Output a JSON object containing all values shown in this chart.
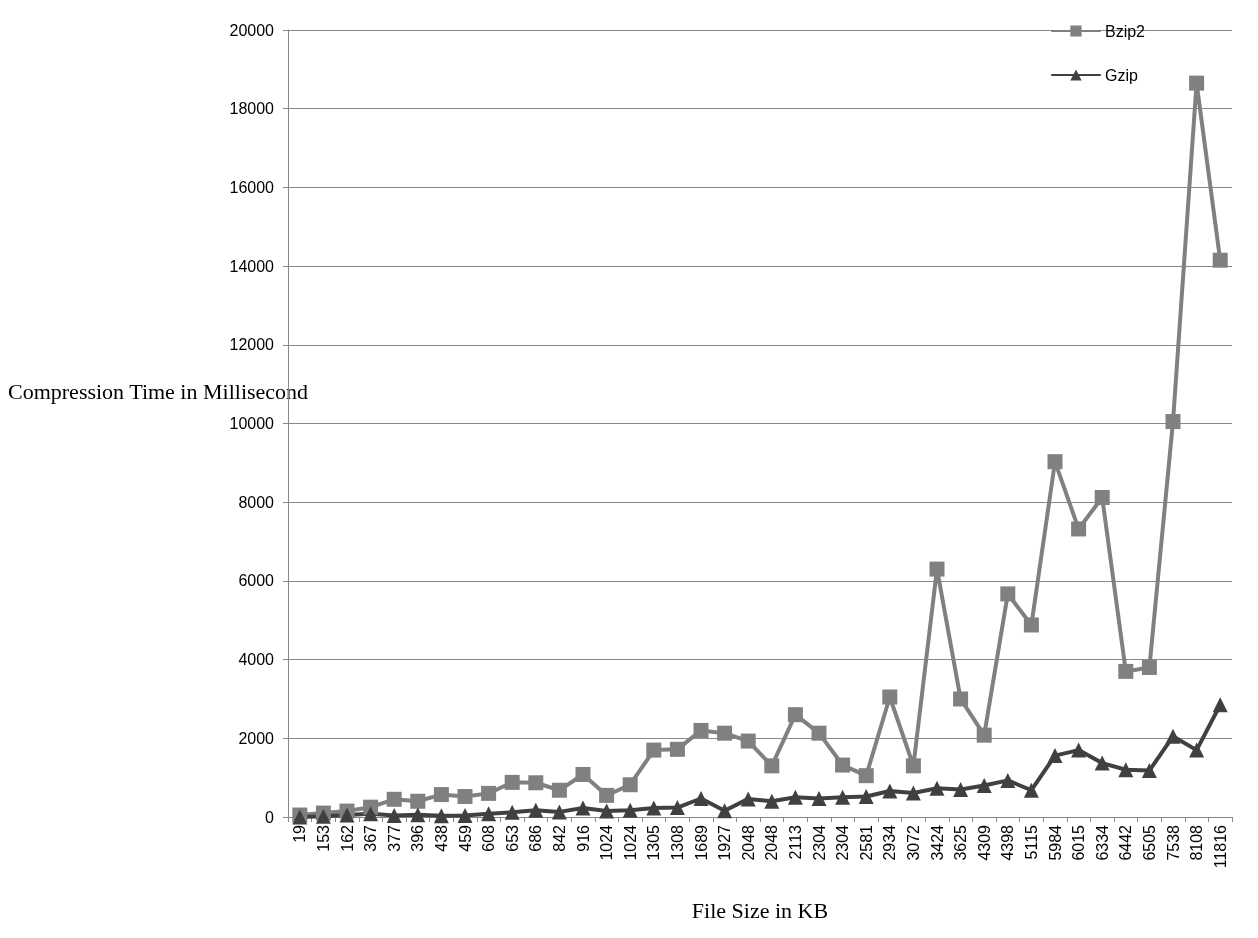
{
  "chart_data": {
    "type": "line",
    "xlabel": "File Size in KB",
    "ylabel": "Compression Time in Millisecond",
    "categories": [
      "19",
      "153",
      "162",
      "367",
      "377",
      "396",
      "438",
      "459",
      "608",
      "653",
      "686",
      "842",
      "916",
      "1024",
      "1024",
      "1305",
      "1308",
      "1689",
      "1927",
      "2048",
      "2048",
      "2113",
      "2304",
      "2304",
      "2581",
      "2934",
      "3072",
      "3424",
      "3625",
      "4309",
      "4398",
      "5115",
      "5984",
      "6015",
      "6334",
      "6442",
      "6505",
      "7538",
      "8108",
      "11816"
    ],
    "series": [
      {
        "name": "Bzip2",
        "color": "#808080",
        "marker": "square",
        "values": [
          50,
          100,
          150,
          250,
          450,
          400,
          570,
          520,
          600,
          880,
          870,
          680,
          1080,
          550,
          820,
          1700,
          1720,
          2200,
          2130,
          1930,
          1300,
          2600,
          2130,
          1320,
          1050,
          3050,
          1300,
          6300,
          3000,
          2080,
          5670,
          4880,
          9030,
          7320,
          8120,
          3700,
          3800,
          10050,
          18650,
          14150
        ]
      },
      {
        "name": "Gzip",
        "color": "#404040",
        "marker": "triangle",
        "values": [
          0,
          20,
          50,
          80,
          40,
          60,
          30,
          40,
          80,
          120,
          170,
          130,
          230,
          150,
          170,
          230,
          240,
          470,
          160,
          460,
          400,
          500,
          470,
          500,
          520,
          660,
          610,
          730,
          700,
          800,
          930,
          680,
          1560,
          1700,
          1370,
          1200,
          1180,
          2050,
          1700,
          2850
        ]
      }
    ],
    "ylim": [
      0,
      20000
    ],
    "yticks": [
      0,
      2000,
      4000,
      6000,
      8000,
      10000,
      12000,
      14000,
      16000,
      18000,
      20000
    ],
    "grid": "y",
    "legend": "top right",
    "line_style": "solid"
  }
}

Exercise requirements: Please set down each line of the data above exactly as written, without the pictures.

Response to the exercise:
Output a JSON object containing all values shown in this chart.
{
  "chart_data": {
    "type": "line",
    "xlabel": "File Size in KB",
    "ylabel": "Compression Time in Millisecond",
    "categories": [
      "19",
      "153",
      "162",
      "367",
      "377",
      "396",
      "438",
      "459",
      "608",
      "653",
      "686",
      "842",
      "916",
      "1024",
      "1024",
      "1305",
      "1308",
      "1689",
      "1927",
      "2048",
      "2048",
      "2113",
      "2304",
      "2304",
      "2581",
      "2934",
      "3072",
      "3424",
      "3625",
      "4309",
      "4398",
      "5115",
      "5984",
      "6015",
      "6334",
      "6442",
      "6505",
      "7538",
      "8108",
      "11816"
    ],
    "series": [
      {
        "name": "Bzip2",
        "color": "#808080",
        "marker": "square",
        "values": [
          50,
          100,
          150,
          250,
          450,
          400,
          570,
          520,
          600,
          880,
          870,
          680,
          1080,
          550,
          820,
          1700,
          1720,
          2200,
          2130,
          1930,
          1300,
          2600,
          2130,
          1320,
          1050,
          3050,
          1300,
          6300,
          3000,
          2080,
          5670,
          4880,
          9030,
          7320,
          8120,
          3700,
          3800,
          10050,
          18650,
          14150
        ]
      },
      {
        "name": "Gzip",
        "color": "#404040",
        "marker": "triangle",
        "values": [
          0,
          20,
          50,
          80,
          40,
          60,
          30,
          40,
          80,
          120,
          170,
          130,
          230,
          150,
          170,
          230,
          240,
          470,
          160,
          460,
          400,
          500,
          470,
          500,
          520,
          660,
          610,
          730,
          700,
          800,
          930,
          680,
          1560,
          1700,
          1370,
          1200,
          1180,
          2050,
          1700,
          2850
        ]
      }
    ],
    "ylim": [
      0,
      20000
    ],
    "yticks": [
      0,
      2000,
      4000,
      6000,
      8000,
      10000,
      12000,
      14000,
      16000,
      18000,
      20000
    ],
    "grid": "y",
    "legend": "top right",
    "line_style": "solid"
  }
}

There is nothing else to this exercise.